INSTRUCTIONS FOR THE TASK:
In the listing that follows, count each line where the word "JSON" appears; write nothing but the count.

[START]

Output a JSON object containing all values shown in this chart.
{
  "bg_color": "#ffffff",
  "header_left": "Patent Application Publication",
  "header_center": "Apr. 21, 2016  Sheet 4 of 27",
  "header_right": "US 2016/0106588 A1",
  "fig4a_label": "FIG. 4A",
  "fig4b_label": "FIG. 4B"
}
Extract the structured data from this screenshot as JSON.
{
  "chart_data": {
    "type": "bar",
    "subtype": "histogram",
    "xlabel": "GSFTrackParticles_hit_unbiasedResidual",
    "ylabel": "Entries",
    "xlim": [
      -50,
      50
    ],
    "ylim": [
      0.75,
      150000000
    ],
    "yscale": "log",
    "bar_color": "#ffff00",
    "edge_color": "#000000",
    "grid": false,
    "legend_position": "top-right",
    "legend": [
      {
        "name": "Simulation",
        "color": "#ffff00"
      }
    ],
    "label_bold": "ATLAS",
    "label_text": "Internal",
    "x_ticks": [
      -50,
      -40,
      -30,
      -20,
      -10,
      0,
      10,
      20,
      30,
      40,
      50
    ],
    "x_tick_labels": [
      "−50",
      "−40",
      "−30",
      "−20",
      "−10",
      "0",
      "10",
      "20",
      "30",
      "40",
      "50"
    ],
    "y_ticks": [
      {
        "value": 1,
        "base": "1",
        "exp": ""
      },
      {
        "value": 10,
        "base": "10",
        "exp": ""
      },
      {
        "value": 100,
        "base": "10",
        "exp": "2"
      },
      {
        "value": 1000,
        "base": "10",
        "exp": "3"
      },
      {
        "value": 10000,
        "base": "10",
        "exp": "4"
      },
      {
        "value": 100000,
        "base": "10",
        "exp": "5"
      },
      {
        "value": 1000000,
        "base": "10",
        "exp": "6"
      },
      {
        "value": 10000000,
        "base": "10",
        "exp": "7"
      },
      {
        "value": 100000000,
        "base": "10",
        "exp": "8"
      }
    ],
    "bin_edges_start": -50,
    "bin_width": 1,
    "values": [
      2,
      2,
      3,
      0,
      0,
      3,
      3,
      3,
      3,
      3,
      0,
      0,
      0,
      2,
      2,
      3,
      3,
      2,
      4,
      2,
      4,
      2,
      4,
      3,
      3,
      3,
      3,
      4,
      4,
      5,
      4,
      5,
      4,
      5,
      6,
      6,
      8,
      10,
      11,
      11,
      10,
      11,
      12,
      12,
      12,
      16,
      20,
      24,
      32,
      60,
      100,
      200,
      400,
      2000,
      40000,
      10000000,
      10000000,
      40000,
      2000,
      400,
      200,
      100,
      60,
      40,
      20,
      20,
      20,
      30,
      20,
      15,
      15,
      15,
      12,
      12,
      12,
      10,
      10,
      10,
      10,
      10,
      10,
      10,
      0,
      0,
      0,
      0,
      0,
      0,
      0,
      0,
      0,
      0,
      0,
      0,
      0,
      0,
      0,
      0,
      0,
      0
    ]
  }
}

[END]

RESPONSE TO THE TASK:
2